→ **Exercise details**: Reproduce every entry below precisely; do not include the pictures.

# Stored data start

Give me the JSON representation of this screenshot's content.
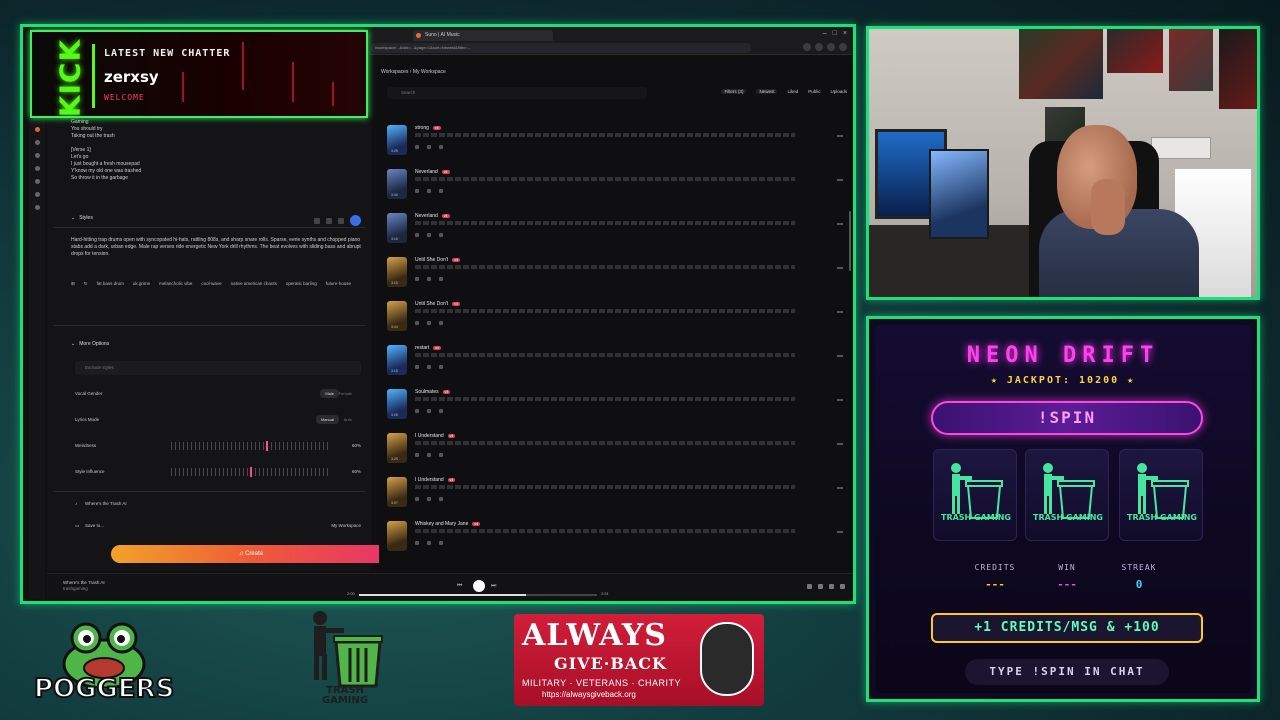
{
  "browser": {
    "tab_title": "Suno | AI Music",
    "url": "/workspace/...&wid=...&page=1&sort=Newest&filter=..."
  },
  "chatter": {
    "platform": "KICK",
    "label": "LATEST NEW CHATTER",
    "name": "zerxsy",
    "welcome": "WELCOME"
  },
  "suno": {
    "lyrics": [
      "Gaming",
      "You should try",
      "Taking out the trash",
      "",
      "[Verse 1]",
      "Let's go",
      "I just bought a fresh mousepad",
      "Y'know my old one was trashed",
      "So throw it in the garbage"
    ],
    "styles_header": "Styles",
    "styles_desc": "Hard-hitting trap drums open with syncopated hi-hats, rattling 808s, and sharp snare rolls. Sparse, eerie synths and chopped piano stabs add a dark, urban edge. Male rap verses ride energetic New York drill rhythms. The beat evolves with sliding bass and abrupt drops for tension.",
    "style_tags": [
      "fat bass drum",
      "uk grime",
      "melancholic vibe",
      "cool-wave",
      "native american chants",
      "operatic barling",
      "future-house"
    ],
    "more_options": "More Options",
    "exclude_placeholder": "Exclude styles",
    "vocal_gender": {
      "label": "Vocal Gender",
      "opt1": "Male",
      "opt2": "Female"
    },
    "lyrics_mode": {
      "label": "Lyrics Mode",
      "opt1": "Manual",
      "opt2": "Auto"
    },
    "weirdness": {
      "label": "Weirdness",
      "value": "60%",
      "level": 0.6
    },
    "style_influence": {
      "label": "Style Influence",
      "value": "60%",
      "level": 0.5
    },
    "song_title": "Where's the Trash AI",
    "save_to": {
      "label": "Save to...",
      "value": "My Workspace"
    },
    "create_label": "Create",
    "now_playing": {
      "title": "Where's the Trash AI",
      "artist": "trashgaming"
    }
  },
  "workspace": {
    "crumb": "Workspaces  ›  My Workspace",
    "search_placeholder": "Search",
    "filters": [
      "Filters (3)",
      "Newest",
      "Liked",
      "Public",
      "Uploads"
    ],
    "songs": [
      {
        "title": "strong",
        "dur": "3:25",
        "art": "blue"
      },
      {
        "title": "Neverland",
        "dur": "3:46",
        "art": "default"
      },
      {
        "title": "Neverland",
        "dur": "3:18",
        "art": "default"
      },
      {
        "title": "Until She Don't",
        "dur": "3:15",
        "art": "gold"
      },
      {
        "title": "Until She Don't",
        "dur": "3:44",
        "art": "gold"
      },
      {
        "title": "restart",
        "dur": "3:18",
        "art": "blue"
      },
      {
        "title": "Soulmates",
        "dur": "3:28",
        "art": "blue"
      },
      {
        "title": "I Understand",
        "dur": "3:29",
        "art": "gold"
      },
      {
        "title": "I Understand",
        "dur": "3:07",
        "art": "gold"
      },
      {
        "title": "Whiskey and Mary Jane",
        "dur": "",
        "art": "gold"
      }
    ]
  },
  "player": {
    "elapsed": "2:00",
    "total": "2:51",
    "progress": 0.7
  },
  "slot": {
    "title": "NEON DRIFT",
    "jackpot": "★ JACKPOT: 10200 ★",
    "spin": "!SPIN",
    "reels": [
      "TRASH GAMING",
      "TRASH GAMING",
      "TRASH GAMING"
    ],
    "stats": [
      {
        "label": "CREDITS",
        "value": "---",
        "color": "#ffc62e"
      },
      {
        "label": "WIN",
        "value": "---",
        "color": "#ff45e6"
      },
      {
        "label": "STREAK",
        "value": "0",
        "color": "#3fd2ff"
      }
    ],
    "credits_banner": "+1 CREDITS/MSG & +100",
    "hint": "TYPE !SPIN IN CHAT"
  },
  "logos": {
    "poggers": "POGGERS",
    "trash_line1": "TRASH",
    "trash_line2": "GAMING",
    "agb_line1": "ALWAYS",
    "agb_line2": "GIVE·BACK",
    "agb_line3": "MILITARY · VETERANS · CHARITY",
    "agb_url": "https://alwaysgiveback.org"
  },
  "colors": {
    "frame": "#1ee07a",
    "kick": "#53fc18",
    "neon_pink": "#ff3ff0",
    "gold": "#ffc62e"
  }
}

# Stored data end

→ **Task result**:
Give me the JSON representation of this screenshot's content.
{
  "browser": {
    "tab_title": "Suno | AI Music",
    "url": "/workspace/...&wid=...&page=1&sort=Newest&filter=..."
  },
  "chatter": {
    "platform": "KICK",
    "label": "LATEST NEW CHATTER",
    "name": "zerxsy",
    "welcome": "WELCOME"
  },
  "suno": {
    "lyrics": [
      "Gaming",
      "You should try",
      "Taking out the trash",
      "",
      "[Verse 1]",
      "Let's go",
      "I just bought a fresh mousepad",
      "Y'know my old one was trashed",
      "So throw it in the garbage"
    ],
    "styles_header": "Styles",
    "styles_desc": "Hard-hitting trap drums open with syncopated hi-hats, rattling 808s, and sharp snare rolls. Sparse, eerie synths and chopped piano stabs add a dark, urban edge. Male rap verses ride energetic New York drill rhythms. The beat evolves with sliding bass and abrupt drops for tension.",
    "style_tags": [
      "fat bass drum",
      "uk grime",
      "melancholic vibe",
      "cool-wave",
      "native american chants",
      "operatic barling",
      "future-house"
    ],
    "more_options": "More Options",
    "exclude_placeholder": "Exclude styles",
    "vocal_gender": {
      "label": "Vocal Gender",
      "opt1": "Male",
      "opt2": "Female"
    },
    "lyrics_mode": {
      "label": "Lyrics Mode",
      "opt1": "Manual",
      "opt2": "Auto"
    },
    "weirdness": {
      "label": "Weirdness",
      "value": "60%",
      "level": 0.6
    },
    "style_influence": {
      "label": "Style Influence",
      "value": "60%",
      "level": 0.5
    },
    "song_title": "Where's the Trash AI",
    "save_to": {
      "label": "Save to...",
      "value": "My Workspace"
    },
    "create_label": "Create",
    "now_playing": {
      "title": "Where's the Trash AI",
      "artist": "trashgaming"
    }
  },
  "workspace": {
    "crumb": "Workspaces  ›  My Workspace",
    "search_placeholder": "Search",
    "filters": [
      "Filters (3)",
      "Newest",
      "Liked",
      "Public",
      "Uploads"
    ],
    "songs": [
      {
        "title": "strong",
        "dur": "3:25",
        "art": "blue"
      },
      {
        "title": "Neverland",
        "dur": "3:46",
        "art": "default"
      },
      {
        "title": "Neverland",
        "dur": "3:18",
        "art": "default"
      },
      {
        "title": "Until She Don't",
        "dur": "3:15",
        "art": "gold"
      },
      {
        "title": "Until She Don't",
        "dur": "3:44",
        "art": "gold"
      },
      {
        "title": "restart",
        "dur": "3:18",
        "art": "blue"
      },
      {
        "title": "Soulmates",
        "dur": "3:28",
        "art": "blue"
      },
      {
        "title": "I Understand",
        "dur": "3:29",
        "art": "gold"
      },
      {
        "title": "I Understand",
        "dur": "3:07",
        "art": "gold"
      },
      {
        "title": "Whiskey and Mary Jane",
        "dur": "",
        "art": "gold"
      }
    ]
  },
  "player": {
    "elapsed": "2:00",
    "total": "2:51",
    "progress": 0.7
  },
  "slot": {
    "title": "NEON DRIFT",
    "jackpot": "★ JACKPOT: 10200 ★",
    "spin": "!SPIN",
    "reels": [
      "TRASH GAMING",
      "TRASH GAMING",
      "TRASH GAMING"
    ],
    "stats": [
      {
        "label": "CREDITS",
        "value": "---",
        "color": "#ffc62e"
      },
      {
        "label": "WIN",
        "value": "---",
        "color": "#ff45e6"
      },
      {
        "label": "STREAK",
        "value": "0",
        "color": "#3fd2ff"
      }
    ],
    "credits_banner": "+1 CREDITS/MSG & +100",
    "hint": "TYPE !SPIN IN CHAT"
  },
  "logos": {
    "poggers": "POGGERS",
    "trash_line1": "TRASH",
    "trash_line2": "GAMING",
    "agb_line1": "ALWAYS",
    "agb_line2": "GIVE·BACK",
    "agb_line3": "MILITARY · VETERANS · CHARITY",
    "agb_url": "https://alwaysgiveback.org"
  },
  "colors": {
    "frame": "#1ee07a",
    "kick": "#53fc18",
    "neon_pink": "#ff3ff0",
    "gold": "#ffc62e"
  }
}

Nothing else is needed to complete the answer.